* **Task to carry out**: You are to retype all of the data exactly as it appears.

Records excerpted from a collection

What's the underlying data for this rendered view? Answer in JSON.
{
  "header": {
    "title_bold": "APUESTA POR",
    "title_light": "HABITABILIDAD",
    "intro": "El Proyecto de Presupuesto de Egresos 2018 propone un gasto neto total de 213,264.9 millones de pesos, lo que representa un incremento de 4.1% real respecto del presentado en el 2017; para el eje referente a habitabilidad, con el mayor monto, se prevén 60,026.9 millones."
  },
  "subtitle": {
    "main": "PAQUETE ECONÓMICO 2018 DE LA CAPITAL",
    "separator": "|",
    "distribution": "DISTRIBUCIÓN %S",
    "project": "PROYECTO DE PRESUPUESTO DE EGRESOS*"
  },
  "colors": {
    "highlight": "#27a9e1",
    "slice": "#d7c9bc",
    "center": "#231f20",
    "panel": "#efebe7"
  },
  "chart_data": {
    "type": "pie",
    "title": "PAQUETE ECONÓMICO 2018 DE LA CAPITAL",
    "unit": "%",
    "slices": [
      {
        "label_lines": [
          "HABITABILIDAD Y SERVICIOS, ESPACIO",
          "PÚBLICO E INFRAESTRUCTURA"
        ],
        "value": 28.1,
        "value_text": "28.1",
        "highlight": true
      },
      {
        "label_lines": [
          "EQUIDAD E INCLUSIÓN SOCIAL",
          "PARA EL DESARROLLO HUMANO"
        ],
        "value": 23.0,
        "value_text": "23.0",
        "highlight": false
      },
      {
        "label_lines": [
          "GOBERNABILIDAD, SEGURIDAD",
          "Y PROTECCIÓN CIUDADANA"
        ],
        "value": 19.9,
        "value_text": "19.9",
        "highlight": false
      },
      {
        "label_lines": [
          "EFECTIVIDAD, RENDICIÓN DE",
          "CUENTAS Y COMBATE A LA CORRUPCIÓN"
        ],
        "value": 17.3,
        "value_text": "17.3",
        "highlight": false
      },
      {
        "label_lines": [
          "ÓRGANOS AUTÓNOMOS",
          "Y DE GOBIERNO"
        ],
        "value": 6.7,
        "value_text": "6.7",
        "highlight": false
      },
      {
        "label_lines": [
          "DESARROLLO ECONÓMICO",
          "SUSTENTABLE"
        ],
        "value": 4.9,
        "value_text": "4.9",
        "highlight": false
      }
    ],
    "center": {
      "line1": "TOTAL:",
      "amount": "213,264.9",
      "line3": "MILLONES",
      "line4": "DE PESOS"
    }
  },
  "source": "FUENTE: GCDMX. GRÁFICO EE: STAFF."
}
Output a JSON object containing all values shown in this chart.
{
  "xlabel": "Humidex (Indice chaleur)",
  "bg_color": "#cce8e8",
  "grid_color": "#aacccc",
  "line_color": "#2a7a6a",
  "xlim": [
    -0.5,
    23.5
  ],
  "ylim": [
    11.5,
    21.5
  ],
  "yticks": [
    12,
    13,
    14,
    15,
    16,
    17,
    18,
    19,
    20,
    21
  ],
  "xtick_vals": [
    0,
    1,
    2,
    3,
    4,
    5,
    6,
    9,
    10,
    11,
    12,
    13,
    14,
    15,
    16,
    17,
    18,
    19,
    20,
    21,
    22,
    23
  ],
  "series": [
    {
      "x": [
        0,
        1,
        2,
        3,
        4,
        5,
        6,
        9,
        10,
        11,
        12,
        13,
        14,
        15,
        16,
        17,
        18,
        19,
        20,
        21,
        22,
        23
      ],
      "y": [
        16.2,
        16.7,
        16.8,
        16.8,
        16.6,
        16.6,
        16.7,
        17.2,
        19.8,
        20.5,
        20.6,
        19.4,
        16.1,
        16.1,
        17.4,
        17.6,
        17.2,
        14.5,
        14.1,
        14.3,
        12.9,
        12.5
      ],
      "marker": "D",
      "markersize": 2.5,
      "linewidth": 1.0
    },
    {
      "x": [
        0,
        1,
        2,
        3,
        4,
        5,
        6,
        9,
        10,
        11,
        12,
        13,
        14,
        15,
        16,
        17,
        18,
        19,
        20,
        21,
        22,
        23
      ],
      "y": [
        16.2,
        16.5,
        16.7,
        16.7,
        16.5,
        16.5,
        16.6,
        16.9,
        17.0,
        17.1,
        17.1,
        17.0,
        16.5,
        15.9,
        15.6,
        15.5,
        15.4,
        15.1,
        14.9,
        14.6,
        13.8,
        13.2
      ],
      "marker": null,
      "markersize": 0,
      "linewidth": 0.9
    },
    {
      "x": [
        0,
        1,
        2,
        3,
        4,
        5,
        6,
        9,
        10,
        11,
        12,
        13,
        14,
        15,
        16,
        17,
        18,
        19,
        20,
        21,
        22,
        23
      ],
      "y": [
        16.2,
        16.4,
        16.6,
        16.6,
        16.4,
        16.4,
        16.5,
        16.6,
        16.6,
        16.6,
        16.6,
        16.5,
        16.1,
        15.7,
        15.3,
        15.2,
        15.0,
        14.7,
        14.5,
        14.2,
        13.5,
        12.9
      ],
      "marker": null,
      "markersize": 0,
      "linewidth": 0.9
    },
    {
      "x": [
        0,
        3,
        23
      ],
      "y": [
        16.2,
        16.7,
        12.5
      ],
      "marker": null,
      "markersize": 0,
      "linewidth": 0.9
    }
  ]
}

* **Response below**:
What's the underlying data for this rendered view? Answer in JSON.
{
  "header": {
    "title_bold": "APUESTA POR",
    "title_light": "HABITABILIDAD",
    "intro": "El Proyecto de Presupuesto de Egresos 2018 propone un gasto neto total de 213,264.9 millones de pesos, lo que representa un incremento de 4.1% real respecto del presentado en el 2017; para el eje referente a habitabilidad, con el mayor monto, se prevén 60,026.9 millones."
  },
  "subtitle": {
    "main": "PAQUETE ECONÓMICO 2018 DE LA CAPITAL",
    "separator": "|",
    "distribution": "DISTRIBUCIÓN %S",
    "project": "PROYECTO DE PRESUPUESTO DE EGRESOS*"
  },
  "colors": {
    "highlight": "#27a9e1",
    "slice": "#d7c9bc",
    "center": "#231f20",
    "panel": "#efebe7"
  },
  "chart_data": {
    "type": "pie",
    "title": "PAQUETE ECONÓMICO 2018 DE LA CAPITAL",
    "unit": "%",
    "slices": [
      {
        "label_lines": [
          "HABITABILIDAD Y SERVICIOS, ESPACIO",
          "PÚBLICO E INFRAESTRUCTURA"
        ],
        "value": 28.1,
        "value_text": "28.1",
        "highlight": true
      },
      {
        "label_lines": [
          "EQUIDAD E INCLUSIÓN SOCIAL",
          "PARA EL DESARROLLO HUMANO"
        ],
        "value": 23.0,
        "value_text": "23.0",
        "highlight": false
      },
      {
        "label_lines": [
          "GOBERNABILIDAD, SEGURIDAD",
          "Y PROTECCIÓN CIUDADANA"
        ],
        "value": 19.9,
        "value_text": "19.9",
        "highlight": false
      },
      {
        "label_lines": [
          "EFECTIVIDAD, RENDICIÓN DE",
          "CUENTAS Y COMBATE A LA CORRUPCIÓN"
        ],
        "value": 17.3,
        "value_text": "17.3",
        "highlight": false
      },
      {
        "label_lines": [
          "ÓRGANOS AUTÓNOMOS",
          "Y DE GOBIERNO"
        ],
        "value": 6.7,
        "value_text": "6.7",
        "highlight": false
      },
      {
        "label_lines": [
          "DESARROLLO ECONÓMICO",
          "SUSTENTABLE"
        ],
        "value": 4.9,
        "value_text": "4.9",
        "highlight": false
      }
    ],
    "center": {
      "line1": "TOTAL:",
      "amount": "213,264.9",
      "line3": "MILLONES",
      "line4": "DE PESOS"
    }
  },
  "source": "FUENTE: GCDMX. GRÁFICO EE: STAFF."
}
Output a JSON object containing all values shown in this chart.
{
  "xlabel": "Humidex (Indice chaleur)",
  "bg_color": "#cce8e8",
  "grid_color": "#aacccc",
  "line_color": "#2a7a6a",
  "xlim": [
    -0.5,
    23.5
  ],
  "ylim": [
    11.5,
    21.5
  ],
  "yticks": [
    12,
    13,
    14,
    15,
    16,
    17,
    18,
    19,
    20,
    21
  ],
  "xtick_vals": [
    0,
    1,
    2,
    3,
    4,
    5,
    6,
    9,
    10,
    11,
    12,
    13,
    14,
    15,
    16,
    17,
    18,
    19,
    20,
    21,
    22,
    23
  ],
  "series": [
    {
      "x": [
        0,
        1,
        2,
        3,
        4,
        5,
        6,
        9,
        10,
        11,
        12,
        13,
        14,
        15,
        16,
        17,
        18,
        19,
        20,
        21,
        22,
        23
      ],
      "y": [
        16.2,
        16.7,
        16.8,
        16.8,
        16.6,
        16.6,
        16.7,
        17.2,
        19.8,
        20.5,
        20.6,
        19.4,
        16.1,
        16.1,
        17.4,
        17.6,
        17.2,
        14.5,
        14.1,
        14.3,
        12.9,
        12.5
      ],
      "marker": "D",
      "markersize": 2.5,
      "linewidth": 1.0
    },
    {
      "x": [
        0,
        1,
        2,
        3,
        4,
        5,
        6,
        9,
        10,
        11,
        12,
        13,
        14,
        15,
        16,
        17,
        18,
        19,
        20,
        21,
        22,
        23
      ],
      "y": [
        16.2,
        16.5,
        16.7,
        16.7,
        16.5,
        16.5,
        16.6,
        16.9,
        17.0,
        17.1,
        17.1,
        17.0,
        16.5,
        15.9,
        15.6,
        15.5,
        15.4,
        15.1,
        14.9,
        14.6,
        13.8,
        13.2
      ],
      "marker": null,
      "markersize": 0,
      "linewidth": 0.9
    },
    {
      "x": [
        0,
        1,
        2,
        3,
        4,
        5,
        6,
        9,
        10,
        11,
        12,
        13,
        14,
        15,
        16,
        17,
        18,
        19,
        20,
        21,
        22,
        23
      ],
      "y": [
        16.2,
        16.4,
        16.6,
        16.6,
        16.4,
        16.4,
        16.5,
        16.6,
        16.6,
        16.6,
        16.6,
        16.5,
        16.1,
        15.7,
        15.3,
        15.2,
        15.0,
        14.7,
        14.5,
        14.2,
        13.5,
        12.9
      ],
      "marker": null,
      "markersize": 0,
      "linewidth": 0.9
    },
    {
      "x": [
        0,
        3,
        23
      ],
      "y": [
        16.2,
        16.7,
        12.5
      ],
      "marker": null,
      "markersize": 0,
      "linewidth": 0.9
    }
  ]
}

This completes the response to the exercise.